[Items listed in a dataset]

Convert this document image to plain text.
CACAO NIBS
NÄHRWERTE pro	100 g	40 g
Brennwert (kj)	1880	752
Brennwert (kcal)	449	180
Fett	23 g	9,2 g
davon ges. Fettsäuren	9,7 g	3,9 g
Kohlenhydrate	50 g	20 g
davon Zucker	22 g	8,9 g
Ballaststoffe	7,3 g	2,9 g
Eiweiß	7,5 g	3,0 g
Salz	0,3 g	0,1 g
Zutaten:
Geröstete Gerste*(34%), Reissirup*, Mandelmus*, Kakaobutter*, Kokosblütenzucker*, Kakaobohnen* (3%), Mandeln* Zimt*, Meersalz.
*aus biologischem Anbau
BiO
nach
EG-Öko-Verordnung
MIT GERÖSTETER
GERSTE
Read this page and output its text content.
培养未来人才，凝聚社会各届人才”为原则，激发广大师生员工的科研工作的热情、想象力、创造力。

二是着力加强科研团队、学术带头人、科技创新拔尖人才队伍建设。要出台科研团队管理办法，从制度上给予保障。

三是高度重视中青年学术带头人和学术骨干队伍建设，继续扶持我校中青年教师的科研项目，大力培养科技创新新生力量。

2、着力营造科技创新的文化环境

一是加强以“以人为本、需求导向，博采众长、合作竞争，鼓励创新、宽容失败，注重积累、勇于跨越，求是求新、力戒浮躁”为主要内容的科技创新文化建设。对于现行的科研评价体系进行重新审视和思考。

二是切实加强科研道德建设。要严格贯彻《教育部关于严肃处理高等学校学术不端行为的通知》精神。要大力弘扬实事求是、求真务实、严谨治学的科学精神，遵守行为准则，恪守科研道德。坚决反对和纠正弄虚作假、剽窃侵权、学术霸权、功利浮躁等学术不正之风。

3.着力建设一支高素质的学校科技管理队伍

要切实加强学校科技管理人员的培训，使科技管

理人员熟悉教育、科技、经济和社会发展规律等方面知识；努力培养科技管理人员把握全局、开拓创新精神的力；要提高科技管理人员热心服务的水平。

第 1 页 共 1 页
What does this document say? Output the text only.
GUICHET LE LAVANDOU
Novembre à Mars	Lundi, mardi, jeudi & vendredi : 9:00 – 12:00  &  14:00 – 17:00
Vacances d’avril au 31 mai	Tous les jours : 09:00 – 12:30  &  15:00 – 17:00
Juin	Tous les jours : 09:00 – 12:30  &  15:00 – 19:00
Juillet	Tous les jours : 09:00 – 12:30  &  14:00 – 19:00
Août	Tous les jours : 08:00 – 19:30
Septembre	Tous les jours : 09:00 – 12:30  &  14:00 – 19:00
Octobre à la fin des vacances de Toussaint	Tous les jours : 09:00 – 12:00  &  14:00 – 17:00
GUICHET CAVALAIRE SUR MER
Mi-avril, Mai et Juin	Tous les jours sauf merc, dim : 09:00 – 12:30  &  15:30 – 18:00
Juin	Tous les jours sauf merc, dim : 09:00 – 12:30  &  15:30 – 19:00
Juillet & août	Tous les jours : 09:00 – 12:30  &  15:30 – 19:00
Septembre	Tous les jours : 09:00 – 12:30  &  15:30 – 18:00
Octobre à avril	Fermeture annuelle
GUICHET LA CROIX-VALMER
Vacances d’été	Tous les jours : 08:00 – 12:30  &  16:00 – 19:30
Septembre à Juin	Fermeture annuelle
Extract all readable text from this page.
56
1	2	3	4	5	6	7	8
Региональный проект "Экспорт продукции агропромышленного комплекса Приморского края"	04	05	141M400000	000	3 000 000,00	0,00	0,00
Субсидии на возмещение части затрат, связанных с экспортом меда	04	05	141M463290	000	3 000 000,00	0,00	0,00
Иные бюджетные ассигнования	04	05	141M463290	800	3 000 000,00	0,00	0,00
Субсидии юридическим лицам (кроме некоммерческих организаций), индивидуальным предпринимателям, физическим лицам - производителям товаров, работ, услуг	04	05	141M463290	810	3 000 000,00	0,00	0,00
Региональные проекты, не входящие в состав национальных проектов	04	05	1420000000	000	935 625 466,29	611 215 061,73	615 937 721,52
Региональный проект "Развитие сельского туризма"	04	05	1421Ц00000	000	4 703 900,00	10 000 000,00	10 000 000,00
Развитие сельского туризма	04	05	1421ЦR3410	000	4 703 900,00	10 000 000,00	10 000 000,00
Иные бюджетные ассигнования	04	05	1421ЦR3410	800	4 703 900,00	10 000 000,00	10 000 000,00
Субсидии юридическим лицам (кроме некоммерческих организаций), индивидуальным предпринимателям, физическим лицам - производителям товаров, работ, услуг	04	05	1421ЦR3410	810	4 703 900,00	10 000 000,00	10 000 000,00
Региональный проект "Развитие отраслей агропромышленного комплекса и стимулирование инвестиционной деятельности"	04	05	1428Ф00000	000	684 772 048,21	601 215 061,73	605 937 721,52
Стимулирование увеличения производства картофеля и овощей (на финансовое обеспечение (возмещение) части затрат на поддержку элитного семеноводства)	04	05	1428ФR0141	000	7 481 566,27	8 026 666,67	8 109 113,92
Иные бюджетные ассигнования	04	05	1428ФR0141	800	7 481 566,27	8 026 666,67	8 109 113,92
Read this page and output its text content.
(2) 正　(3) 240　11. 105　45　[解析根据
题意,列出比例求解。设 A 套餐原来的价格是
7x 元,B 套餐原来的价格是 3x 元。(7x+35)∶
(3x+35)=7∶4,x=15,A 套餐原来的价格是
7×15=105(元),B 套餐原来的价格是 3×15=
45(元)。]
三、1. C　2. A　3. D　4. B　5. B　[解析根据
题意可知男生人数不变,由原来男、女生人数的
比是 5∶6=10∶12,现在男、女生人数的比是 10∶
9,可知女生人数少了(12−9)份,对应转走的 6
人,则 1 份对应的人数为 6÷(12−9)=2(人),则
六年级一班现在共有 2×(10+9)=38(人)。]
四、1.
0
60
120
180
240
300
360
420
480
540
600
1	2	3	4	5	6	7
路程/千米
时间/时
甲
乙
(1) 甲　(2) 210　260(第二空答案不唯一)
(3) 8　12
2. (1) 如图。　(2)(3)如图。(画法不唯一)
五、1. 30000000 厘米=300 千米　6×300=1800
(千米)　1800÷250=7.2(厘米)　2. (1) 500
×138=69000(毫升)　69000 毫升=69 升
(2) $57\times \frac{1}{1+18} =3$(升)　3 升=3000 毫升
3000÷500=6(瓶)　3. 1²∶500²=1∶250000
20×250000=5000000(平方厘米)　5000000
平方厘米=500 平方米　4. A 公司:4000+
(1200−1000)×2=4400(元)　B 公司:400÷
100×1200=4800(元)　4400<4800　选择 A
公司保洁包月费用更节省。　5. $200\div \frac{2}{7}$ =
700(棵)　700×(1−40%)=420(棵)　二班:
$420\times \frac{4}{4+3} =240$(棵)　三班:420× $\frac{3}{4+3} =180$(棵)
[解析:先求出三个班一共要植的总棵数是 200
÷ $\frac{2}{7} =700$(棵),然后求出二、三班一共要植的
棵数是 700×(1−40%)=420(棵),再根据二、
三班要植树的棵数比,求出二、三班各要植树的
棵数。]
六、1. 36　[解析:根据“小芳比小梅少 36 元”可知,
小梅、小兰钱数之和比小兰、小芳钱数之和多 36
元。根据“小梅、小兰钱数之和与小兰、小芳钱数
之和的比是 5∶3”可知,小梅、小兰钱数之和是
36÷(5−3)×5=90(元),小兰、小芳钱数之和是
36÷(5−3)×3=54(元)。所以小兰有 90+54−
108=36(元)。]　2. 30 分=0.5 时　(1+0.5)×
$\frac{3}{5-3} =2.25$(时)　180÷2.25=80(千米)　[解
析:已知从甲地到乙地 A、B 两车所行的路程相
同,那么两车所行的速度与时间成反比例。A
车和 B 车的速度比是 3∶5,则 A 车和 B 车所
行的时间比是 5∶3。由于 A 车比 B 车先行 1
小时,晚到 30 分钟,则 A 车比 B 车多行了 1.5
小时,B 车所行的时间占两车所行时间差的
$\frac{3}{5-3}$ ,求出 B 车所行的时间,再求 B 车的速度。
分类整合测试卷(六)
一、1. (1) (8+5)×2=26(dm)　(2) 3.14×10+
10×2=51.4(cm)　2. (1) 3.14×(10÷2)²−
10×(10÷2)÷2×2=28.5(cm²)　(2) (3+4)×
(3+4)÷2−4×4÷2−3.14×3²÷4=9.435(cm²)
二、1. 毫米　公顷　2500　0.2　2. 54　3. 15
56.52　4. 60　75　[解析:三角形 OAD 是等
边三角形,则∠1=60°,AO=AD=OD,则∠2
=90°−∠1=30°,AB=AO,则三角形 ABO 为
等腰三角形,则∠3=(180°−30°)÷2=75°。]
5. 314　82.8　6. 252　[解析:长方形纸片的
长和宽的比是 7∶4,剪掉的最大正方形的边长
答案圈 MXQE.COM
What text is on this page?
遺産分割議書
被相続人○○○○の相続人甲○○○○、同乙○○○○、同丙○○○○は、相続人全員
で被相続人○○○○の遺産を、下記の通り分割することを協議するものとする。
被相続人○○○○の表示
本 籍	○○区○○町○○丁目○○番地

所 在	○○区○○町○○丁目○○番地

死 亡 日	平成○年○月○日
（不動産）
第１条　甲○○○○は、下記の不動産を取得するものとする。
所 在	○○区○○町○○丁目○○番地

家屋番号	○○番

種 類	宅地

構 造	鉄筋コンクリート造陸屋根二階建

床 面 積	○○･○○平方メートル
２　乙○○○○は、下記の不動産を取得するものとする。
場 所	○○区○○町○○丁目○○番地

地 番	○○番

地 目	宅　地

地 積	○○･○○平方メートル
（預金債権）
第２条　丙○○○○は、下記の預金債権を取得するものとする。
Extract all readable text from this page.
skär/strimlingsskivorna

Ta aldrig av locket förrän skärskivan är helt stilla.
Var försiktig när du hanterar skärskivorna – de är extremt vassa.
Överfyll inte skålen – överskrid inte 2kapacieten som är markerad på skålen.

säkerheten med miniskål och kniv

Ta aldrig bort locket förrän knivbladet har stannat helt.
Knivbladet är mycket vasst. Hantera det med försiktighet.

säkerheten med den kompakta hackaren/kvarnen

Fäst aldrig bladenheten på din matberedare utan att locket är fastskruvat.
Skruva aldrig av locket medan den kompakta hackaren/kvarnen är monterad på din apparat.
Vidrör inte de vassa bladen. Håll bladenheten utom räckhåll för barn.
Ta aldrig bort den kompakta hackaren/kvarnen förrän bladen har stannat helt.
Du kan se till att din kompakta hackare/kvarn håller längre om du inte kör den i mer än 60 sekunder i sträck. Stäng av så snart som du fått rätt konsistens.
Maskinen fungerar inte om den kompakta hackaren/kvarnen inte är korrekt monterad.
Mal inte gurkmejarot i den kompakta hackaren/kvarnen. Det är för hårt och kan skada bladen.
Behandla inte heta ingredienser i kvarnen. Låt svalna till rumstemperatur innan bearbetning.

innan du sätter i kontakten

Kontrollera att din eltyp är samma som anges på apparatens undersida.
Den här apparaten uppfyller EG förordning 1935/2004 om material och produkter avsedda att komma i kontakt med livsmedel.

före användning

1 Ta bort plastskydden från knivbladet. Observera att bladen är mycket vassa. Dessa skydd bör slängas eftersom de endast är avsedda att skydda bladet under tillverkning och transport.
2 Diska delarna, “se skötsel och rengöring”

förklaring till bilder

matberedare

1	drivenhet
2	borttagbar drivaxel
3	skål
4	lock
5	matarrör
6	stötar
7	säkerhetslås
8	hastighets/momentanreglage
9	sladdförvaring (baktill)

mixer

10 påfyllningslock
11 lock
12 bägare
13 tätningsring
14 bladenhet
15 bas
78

**WRITTEN REQUEST:** Look through the data above. Each line containing the word "mycket" needs to be copied.

**FULL RESPONSE:**
Knivbladet är mycket vasst. Hantera det med försiktighet.
1 Ta bort plastskydden från knivbladet. Observera att bladen är mycket vassa. Dessa skydd bör slängas eftersom de endast är avsedda att skydda bladet under tillverkning och transport.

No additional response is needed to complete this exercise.